▶ Excerpted data:
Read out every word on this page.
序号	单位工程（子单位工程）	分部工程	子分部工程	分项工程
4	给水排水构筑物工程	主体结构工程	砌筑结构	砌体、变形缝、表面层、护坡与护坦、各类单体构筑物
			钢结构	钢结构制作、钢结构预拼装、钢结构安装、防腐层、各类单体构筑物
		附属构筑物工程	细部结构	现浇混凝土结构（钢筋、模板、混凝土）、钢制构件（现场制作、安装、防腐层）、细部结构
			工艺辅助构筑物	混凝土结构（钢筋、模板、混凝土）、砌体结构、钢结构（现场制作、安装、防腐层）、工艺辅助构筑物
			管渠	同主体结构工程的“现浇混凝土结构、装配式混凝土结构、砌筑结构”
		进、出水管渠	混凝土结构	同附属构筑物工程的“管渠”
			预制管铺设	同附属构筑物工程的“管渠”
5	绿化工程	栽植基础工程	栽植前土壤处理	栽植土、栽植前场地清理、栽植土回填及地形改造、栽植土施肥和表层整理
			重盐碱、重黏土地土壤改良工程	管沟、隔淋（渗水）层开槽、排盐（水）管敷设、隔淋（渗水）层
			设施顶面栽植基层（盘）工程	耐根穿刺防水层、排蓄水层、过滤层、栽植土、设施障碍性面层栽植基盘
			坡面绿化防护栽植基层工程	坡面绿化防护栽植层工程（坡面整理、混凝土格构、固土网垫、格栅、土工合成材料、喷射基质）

* * *

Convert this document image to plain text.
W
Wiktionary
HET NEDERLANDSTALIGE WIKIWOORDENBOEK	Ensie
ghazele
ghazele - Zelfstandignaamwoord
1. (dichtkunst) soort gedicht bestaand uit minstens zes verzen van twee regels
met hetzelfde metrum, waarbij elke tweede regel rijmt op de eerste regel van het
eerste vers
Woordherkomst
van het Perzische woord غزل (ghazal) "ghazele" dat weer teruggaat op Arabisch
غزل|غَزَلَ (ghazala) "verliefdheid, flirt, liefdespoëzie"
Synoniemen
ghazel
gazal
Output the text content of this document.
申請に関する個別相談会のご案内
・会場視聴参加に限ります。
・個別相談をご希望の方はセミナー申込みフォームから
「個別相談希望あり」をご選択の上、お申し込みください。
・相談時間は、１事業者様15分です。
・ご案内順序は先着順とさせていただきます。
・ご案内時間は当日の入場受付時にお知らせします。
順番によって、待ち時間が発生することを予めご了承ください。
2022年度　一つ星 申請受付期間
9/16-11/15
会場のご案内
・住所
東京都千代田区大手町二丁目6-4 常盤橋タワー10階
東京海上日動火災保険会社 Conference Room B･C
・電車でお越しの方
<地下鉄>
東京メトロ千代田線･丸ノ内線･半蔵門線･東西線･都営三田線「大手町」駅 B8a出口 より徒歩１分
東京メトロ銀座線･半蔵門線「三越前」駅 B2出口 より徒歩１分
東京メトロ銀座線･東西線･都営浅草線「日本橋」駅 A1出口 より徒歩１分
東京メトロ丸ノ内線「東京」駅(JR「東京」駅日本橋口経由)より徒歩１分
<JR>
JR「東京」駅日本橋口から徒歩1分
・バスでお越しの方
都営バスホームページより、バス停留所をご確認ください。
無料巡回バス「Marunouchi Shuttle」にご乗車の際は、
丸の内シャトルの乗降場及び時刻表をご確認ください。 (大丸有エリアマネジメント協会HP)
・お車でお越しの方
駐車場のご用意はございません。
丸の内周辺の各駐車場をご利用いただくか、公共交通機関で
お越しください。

▶ Directions for this task: In the listing above, find each line with the word "现浇混凝土结构" and copy it.

▶ Reply:
		附属构筑物工程	细部结构	现浇混凝土结构（钢筋、模板、混凝土）、钢制构件（现场制作、安装、防腐层）、细部结构
			管渠	同主体结构工程的“现浇混凝土结构、装配式混凝土结构、砌筑结构”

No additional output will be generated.